Written exercise:
Write out all records as given; omit images.
============================================================
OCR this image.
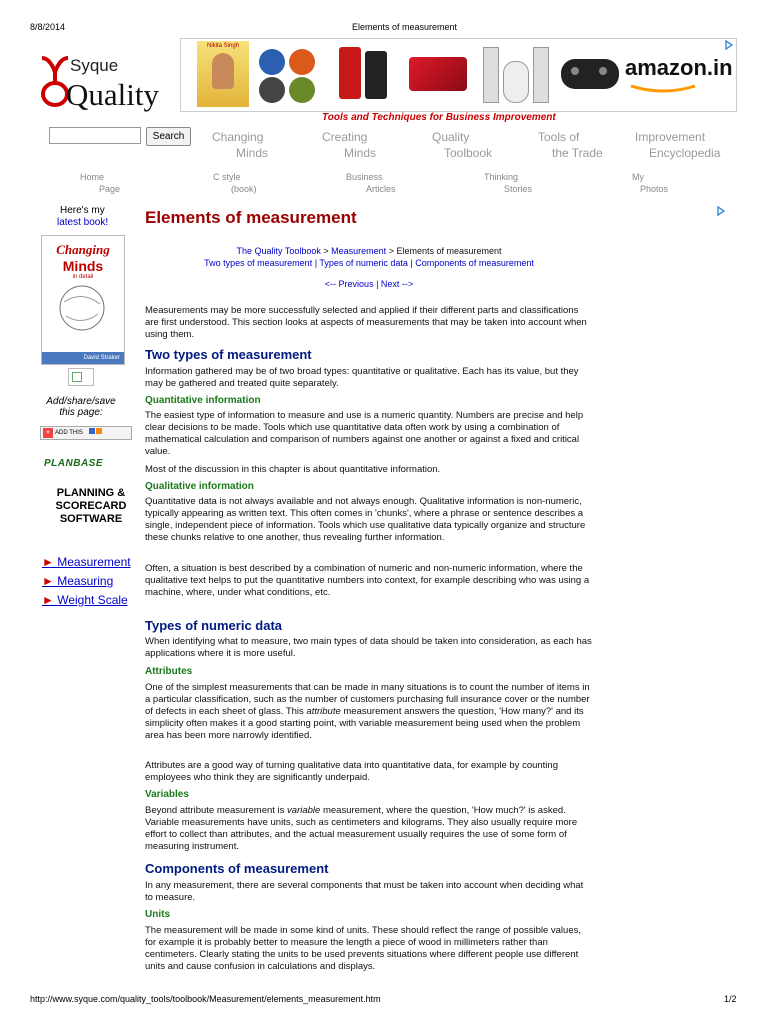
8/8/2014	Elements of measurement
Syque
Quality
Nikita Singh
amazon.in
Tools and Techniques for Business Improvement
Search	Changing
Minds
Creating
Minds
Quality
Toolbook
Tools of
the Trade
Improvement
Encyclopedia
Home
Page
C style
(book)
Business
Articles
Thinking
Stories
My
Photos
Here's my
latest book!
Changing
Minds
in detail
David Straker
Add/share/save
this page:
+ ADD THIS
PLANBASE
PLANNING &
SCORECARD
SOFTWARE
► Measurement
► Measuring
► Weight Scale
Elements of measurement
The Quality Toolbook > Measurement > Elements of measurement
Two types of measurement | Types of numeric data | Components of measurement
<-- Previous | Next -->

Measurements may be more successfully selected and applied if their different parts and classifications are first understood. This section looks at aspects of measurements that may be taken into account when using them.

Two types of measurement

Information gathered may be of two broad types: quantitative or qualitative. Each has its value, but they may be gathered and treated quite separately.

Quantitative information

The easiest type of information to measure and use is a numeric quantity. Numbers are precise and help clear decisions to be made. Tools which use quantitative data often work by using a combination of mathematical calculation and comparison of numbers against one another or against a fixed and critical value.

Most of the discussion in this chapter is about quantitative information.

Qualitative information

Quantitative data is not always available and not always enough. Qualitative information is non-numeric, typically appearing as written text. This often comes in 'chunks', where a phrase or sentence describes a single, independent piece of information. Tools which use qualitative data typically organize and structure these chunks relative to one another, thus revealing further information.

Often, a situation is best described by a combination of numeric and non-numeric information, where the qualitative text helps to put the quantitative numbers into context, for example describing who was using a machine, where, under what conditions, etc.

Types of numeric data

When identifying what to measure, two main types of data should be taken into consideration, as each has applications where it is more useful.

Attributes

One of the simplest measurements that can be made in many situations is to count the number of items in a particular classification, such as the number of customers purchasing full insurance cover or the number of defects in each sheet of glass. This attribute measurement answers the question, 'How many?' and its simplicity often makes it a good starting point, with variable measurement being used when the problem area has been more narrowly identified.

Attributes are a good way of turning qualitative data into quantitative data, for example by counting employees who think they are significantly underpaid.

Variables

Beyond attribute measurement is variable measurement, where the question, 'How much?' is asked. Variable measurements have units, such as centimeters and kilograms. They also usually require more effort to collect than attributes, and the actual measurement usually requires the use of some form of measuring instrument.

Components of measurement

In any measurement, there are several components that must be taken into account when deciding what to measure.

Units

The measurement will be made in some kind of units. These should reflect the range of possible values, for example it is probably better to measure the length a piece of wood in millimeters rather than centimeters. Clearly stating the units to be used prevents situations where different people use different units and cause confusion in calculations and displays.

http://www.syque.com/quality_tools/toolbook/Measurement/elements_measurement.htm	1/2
============================================================
Completed exercise:
OCR this image.
8/8/2014	Elements of measurement
Syque
Quality
Nikita Singh
amazon.in
Tools and Techniques for Business Improvement
Search	Changing
Minds
Creating
Minds
Quality
Toolbook
Tools of
the Trade
Improvement
Encyclopedia
Home
Page
C style
(book)
Business
Articles
Thinking
Stories
My
Photos
Here's my
latest book!
Changing
Minds
in detail
David Straker
Add/share/save
this page:
+ ADD THIS
PLANBASE
PLANNING &
SCORECARD
SOFTWARE
► Measurement
► Measuring
► Weight Scale
Elements of measurement
The Quality Toolbook > Measurement > Elements of measurement
Two types of measurement | Types of numeric data | Components of measurement
<-- Previous | Next -->

Measurements may be more successfully selected and applied if their different parts and classifications are first understood. This section looks at aspects of measurements that may be taken into account when using them.

Two types of measurement

Information gathered may be of two broad types: quantitative or qualitative. Each has its value, but they may be gathered and treated quite separately.

Quantitative information

The easiest type of information to measure and use is a numeric quantity. Numbers are precise and help clear decisions to be made. Tools which use quantitative data often work by using a combination of mathematical calculation and comparison of numbers against one another or against a fixed and critical value.

Most of the discussion in this chapter is about quantitative information.

Qualitative information

Quantitative data is not always available and not always enough. Qualitative information is non-numeric, typically appearing as written text. This often comes in 'chunks', where a phrase or sentence describes a single, independent piece of information. Tools which use qualitative data typically organize and structure these chunks relative to one another, thus revealing further information.

Often, a situation is best described by a combination of numeric and non-numeric information, where the qualitative text helps to put the quantitative numbers into context, for example describing who was using a machine, where, under what conditions, etc.

Types of numeric data

When identifying what to measure, two main types of data should be taken into consideration, as each has applications where it is more useful.

Attributes

One of the simplest measurements that can be made in many situations is to count the number of items in a particular classification, such as the number of customers purchasing full insurance cover or the number of defects in each sheet of glass. This attribute measurement answers the question, 'How many?' and its simplicity often makes it a good starting point, with variable measurement being used when the problem area has been more narrowly identified.

Attributes are a good way of turning qualitative data into quantitative data, for example by counting employees who think they are significantly underpaid.

Variables

Beyond attribute measurement is variable measurement, where the question, 'How much?' is asked. Variable measurements have units, such as centimeters and kilograms. They also usually require more effort to collect than attributes, and the actual measurement usually requires the use of some form of measuring instrument.

Components of measurement

In any measurement, there are several components that must be taken into account when deciding what to measure.

Units

The measurement will be made in some kind of units. These should reflect the range of possible values, for example it is probably better to measure the length a piece of wood in millimeters rather than centimeters. Clearly stating the units to be used prevents situations where different people use different units and cause confusion in calculations and displays.

http://www.syque.com/quality_tools/toolbook/Measurement/elements_measurement.htm	1/2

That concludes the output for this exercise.